DIRECTIONS.
Every entry that follows needs to be repeated exactly.

[Extracted data entries]
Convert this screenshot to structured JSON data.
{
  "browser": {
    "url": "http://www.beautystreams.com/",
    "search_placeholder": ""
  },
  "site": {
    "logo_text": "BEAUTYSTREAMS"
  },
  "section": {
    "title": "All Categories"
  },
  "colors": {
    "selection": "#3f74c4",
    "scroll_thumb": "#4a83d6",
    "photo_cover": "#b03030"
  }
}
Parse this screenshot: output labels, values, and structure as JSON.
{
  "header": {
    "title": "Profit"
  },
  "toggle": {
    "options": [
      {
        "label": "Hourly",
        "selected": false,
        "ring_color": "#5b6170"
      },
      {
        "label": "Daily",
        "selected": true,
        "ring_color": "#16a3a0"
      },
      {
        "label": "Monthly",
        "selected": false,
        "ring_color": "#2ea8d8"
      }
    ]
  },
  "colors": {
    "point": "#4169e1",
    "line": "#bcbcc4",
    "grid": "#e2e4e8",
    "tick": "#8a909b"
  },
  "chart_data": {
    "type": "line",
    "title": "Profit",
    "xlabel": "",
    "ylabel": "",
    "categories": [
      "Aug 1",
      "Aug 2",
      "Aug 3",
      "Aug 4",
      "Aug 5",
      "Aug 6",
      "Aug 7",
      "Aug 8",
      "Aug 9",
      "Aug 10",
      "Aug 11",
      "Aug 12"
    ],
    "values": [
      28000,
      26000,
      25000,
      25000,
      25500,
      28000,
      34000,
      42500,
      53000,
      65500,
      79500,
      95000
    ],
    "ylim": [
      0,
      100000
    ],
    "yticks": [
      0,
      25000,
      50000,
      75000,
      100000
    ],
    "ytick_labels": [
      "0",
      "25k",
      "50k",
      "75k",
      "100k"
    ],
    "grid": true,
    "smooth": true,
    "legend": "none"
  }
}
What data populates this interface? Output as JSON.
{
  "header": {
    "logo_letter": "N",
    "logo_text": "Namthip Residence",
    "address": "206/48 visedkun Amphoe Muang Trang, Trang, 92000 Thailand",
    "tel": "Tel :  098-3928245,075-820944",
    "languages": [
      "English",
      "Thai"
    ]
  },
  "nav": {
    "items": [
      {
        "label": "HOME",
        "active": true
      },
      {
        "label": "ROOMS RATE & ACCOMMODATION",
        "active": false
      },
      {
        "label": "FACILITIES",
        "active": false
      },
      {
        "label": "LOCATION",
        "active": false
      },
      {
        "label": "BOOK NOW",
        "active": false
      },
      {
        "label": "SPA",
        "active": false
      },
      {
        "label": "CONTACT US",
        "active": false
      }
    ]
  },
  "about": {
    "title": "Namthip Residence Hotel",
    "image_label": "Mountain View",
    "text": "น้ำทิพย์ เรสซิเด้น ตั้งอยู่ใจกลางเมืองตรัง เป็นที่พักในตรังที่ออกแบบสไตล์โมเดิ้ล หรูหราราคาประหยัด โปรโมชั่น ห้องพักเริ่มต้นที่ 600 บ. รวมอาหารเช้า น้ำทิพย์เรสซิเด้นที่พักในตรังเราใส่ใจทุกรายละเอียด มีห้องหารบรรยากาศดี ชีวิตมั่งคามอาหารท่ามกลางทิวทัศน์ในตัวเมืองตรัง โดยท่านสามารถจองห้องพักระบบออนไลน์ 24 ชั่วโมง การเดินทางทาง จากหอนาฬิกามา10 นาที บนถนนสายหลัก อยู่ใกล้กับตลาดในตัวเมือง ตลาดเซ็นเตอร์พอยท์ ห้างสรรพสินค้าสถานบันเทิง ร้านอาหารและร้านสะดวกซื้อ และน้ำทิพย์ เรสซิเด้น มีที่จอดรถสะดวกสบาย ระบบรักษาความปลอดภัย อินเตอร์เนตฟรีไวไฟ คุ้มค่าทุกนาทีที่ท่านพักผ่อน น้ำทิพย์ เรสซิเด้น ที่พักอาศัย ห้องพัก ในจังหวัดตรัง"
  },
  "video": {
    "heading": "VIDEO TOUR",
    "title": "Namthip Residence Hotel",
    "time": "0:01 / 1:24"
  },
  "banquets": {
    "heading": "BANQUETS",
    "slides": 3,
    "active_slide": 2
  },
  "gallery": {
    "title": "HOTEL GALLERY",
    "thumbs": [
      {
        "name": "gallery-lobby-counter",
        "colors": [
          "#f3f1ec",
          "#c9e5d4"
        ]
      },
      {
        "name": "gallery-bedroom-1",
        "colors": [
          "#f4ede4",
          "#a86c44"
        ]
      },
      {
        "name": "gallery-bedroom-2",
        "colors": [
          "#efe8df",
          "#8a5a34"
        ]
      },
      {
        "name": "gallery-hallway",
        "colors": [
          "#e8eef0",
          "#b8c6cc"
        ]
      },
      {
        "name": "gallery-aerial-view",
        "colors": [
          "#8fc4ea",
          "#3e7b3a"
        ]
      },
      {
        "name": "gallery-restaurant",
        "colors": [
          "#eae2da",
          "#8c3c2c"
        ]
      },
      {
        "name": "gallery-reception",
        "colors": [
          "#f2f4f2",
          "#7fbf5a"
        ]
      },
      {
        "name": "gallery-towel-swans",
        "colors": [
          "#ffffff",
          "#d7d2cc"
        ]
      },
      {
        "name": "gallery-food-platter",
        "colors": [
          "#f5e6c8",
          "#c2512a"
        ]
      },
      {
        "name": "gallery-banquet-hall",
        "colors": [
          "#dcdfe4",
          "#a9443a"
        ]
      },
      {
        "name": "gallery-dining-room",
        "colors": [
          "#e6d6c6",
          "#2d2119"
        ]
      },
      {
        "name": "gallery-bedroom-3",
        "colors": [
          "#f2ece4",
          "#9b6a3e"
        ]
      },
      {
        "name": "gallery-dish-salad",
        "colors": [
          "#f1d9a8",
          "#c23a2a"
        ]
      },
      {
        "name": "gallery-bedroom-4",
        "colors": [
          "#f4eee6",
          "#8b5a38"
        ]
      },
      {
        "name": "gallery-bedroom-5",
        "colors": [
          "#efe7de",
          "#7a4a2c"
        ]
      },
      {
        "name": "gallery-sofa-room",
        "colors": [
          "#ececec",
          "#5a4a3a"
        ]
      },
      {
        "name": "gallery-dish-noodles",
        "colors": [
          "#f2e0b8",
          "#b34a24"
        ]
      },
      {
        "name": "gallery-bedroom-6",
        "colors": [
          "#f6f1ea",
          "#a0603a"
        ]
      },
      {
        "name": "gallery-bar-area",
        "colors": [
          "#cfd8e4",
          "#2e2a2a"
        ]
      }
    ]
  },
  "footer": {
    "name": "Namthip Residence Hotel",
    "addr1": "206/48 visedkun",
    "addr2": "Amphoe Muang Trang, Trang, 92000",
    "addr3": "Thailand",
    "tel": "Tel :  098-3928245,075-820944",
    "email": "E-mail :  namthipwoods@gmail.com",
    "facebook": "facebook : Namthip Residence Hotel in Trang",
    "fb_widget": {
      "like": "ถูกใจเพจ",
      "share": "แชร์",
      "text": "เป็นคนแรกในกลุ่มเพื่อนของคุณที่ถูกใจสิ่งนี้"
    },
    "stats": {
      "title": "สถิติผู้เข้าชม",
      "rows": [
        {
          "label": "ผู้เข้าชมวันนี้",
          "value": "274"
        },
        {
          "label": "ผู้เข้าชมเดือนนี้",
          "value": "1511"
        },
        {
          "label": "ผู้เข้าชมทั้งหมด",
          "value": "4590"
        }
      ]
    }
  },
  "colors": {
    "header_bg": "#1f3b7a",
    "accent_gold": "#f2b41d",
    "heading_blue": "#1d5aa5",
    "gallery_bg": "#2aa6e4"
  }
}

CORRECT ANSWER.
Convert this screenshot to structured JSON data.
{
  "browser": {
    "url": "http://www.beautystreams.com/",
    "search_placeholder": ""
  },
  "site": {
    "logo_text": "BEAUTYSTREAMS"
  },
  "section": {
    "title": "All Categories"
  },
  "colors": {
    "selection": "#3f74c4",
    "scroll_thumb": "#4a83d6",
    "photo_cover": "#b03030"
  }
}
Parse this screenshot: output labels, values, and structure as JSON.
{
  "header": {
    "title": "Profit"
  },
  "toggle": {
    "options": [
      {
        "label": "Hourly",
        "selected": false,
        "ring_color": "#5b6170"
      },
      {
        "label": "Daily",
        "selected": true,
        "ring_color": "#16a3a0"
      },
      {
        "label": "Monthly",
        "selected": false,
        "ring_color": "#2ea8d8"
      }
    ]
  },
  "colors": {
    "point": "#4169e1",
    "line": "#bcbcc4",
    "grid": "#e2e4e8",
    "tick": "#8a909b"
  },
  "chart_data": {
    "type": "line",
    "title": "Profit",
    "xlabel": "",
    "ylabel": "",
    "categories": [
      "Aug 1",
      "Aug 2",
      "Aug 3",
      "Aug 4",
      "Aug 5",
      "Aug 6",
      "Aug 7",
      "Aug 8",
      "Aug 9",
      "Aug 10",
      "Aug 11",
      "Aug 12"
    ],
    "values": [
      28000,
      26000,
      25000,
      25000,
      25500,
      28000,
      34000,
      42500,
      53000,
      65500,
      79500,
      95000
    ],
    "ylim": [
      0,
      100000
    ],
    "yticks": [
      0,
      25000,
      50000,
      75000,
      100000
    ],
    "ytick_labels": [
      "0",
      "25k",
      "50k",
      "75k",
      "100k"
    ],
    "grid": true,
    "smooth": true,
    "legend": "none"
  }
}
What data populates this interface? Output as JSON.
{
  "header": {
    "logo_letter": "N",
    "logo_text": "Namthip Residence",
    "address": "206/48 visedkun Amphoe Muang Trang, Trang, 92000 Thailand",
    "tel": "Tel :  098-3928245,075-820944",
    "languages": [
      "English",
      "Thai"
    ]
  },
  "nav": {
    "items": [
      {
        "label": "HOME",
        "active": true
      },
      {
        "label": "ROOMS RATE & ACCOMMODATION",
        "active": false
      },
      {
        "label": "FACILITIES",
        "active": false
      },
      {
        "label": "LOCATION",
        "active": false
      },
      {
        "label": "BOOK NOW",
        "active": false
      },
      {
        "label": "SPA",
        "active": false
      },
      {
        "label": "CONTACT US",
        "active": false
      }
    ]
  },
  "about": {
    "title": "Namthip Residence Hotel",
    "image_label": "Mountain View",
    "text": "น้ำทิพย์ เรสซิเด้น ตั้งอยู่ใจกลางเมืองตรัง เป็นที่พักในตรังที่ออกแบบสไตล์โมเดิ้ล หรูหราราคาประหยัด โปรโมชั่น ห้องพักเริ่มต้นที่ 600 บ. รวมอาหารเช้า น้ำทิพย์เรสซิเด้นที่พักในตรังเราใส่ใจทุกรายละเอียด มีห้องหารบรรยากาศดี ชีวิตมั่งคามอาหารท่ามกลางทิวทัศน์ในตัวเมืองตรัง โดยท่านสามารถจองห้องพักระบบออนไลน์ 24 ชั่วโมง การเดินทางทาง จากหอนาฬิกามา10 นาที บนถนนสายหลัก อยู่ใกล้กับตลาดในตัวเมือง ตลาดเซ็นเตอร์พอยท์ ห้างสรรพสินค้าสถานบันเทิง ร้านอาหารและร้านสะดวกซื้อ และน้ำทิพย์ เรสซิเด้น มีที่จอดรถสะดวกสบาย ระบบรักษาความปลอดภัย อินเตอร์เนตฟรีไวไฟ คุ้มค่าทุกนาทีที่ท่านพักผ่อน น้ำทิพย์ เรสซิเด้น ที่พักอาศัย ห้องพัก ในจังหวัดตรัง"
  },
  "video": {
    "heading": "VIDEO TOUR",
    "title": "Namthip Residence Hotel",
    "time": "0:01 / 1:24"
  },
  "banquets": {
    "heading": "BANQUETS",
    "slides": 3,
    "active_slide": 2
  },
  "gallery": {
    "title": "HOTEL GALLERY",
    "thumbs": [
      {
        "name": "gallery-lobby-counter",
        "colors": [
          "#f3f1ec",
          "#c9e5d4"
        ]
      },
      {
        "name": "gallery-bedroom-1",
        "colors": [
          "#f4ede4",
          "#a86c44"
        ]
      },
      {
        "name": "gallery-bedroom-2",
        "colors": [
          "#efe8df",
          "#8a5a34"
        ]
      },
      {
        "name": "gallery-hallway",
        "colors": [
          "#e8eef0",
          "#b8c6cc"
        ]
      },
      {
        "name": "gallery-aerial-view",
        "colors": [
          "#8fc4ea",
          "#3e7b3a"
        ]
      },
      {
        "name": "gallery-restaurant",
        "colors": [
          "#eae2da",
          "#8c3c2c"
        ]
      },
      {
        "name": "gallery-reception",
        "colors": [
          "#f2f4f2",
          "#7fbf5a"
        ]
      },
      {
        "name": "gallery-towel-swans",
        "colors": [
          "#ffffff",
          "#d7d2cc"
        ]
      },
      {
        "name": "gallery-food-platter",
        "colors": [
          "#f5e6c8",
          "#c2512a"
        ]
      },
      {
        "name": "gallery-banquet-hall",
        "colors": [
          "#dcdfe4",
          "#a9443a"
        ]
      },
      {
        "name": "gallery-dining-room",
        "colors": [
          "#e6d6c6",
          "#2d2119"
        ]
      },
      {
        "name": "gallery-bedroom-3",
        "colors": [
          "#f2ece4",
          "#9b6a3e"
        ]
      },
      {
        "name": "gallery-dish-salad",
        "colors": [
          "#f1d9a8",
          "#c23a2a"
        ]
      },
      {
        "name": "gallery-bedroom-4",
        "colors": [
          "#f4eee6",
          "#8b5a38"
        ]
      },
      {
        "name": "gallery-bedroom-5",
        "colors": [
          "#efe7de",
          "#7a4a2c"
        ]
      },
      {
        "name": "gallery-sofa-room",
        "colors": [
          "#ececec",
          "#5a4a3a"
        ]
      },
      {
        "name": "gallery-dish-noodles",
        "colors": [
          "#f2e0b8",
          "#b34a24"
        ]
      },
      {
        "name": "gallery-bedroom-6",
        "colors": [
          "#f6f1ea",
          "#a0603a"
        ]
      },
      {
        "name": "gallery-bar-area",
        "colors": [
          "#cfd8e4",
          "#2e2a2a"
        ]
      }
    ]
  },
  "footer": {
    "name": "Namthip Residence Hotel",
    "addr1": "206/48 visedkun",
    "addr2": "Amphoe Muang Trang, Trang, 92000",
    "addr3": "Thailand",
    "tel": "Tel :  098-3928245,075-820944",
    "email": "E-mail :  namthipwoods@gmail.com",
    "facebook": "facebook : Namthip Residence Hotel in Trang",
    "fb_widget": {
      "like": "ถูกใจเพจ",
      "share": "แชร์",
      "text": "เป็นคนแรกในกลุ่มเพื่อนของคุณที่ถูกใจสิ่งนี้"
    },
    "stats": {
      "title": "สถิติผู้เข้าชม",
      "rows": [
        {
          "label": "ผู้เข้าชมวันนี้",
          "value": "274"
        },
        {
          "label": "ผู้เข้าชมเดือนนี้",
          "value": "1511"
        },
        {
          "label": "ผู้เข้าชมทั้งหมด",
          "value": "4590"
        }
      ]
    }
  },
  "colors": {
    "header_bg": "#1f3b7a",
    "accent_gold": "#f2b41d",
    "heading_blue": "#1d5aa5",
    "gallery_bg": "#2aa6e4"
  }
}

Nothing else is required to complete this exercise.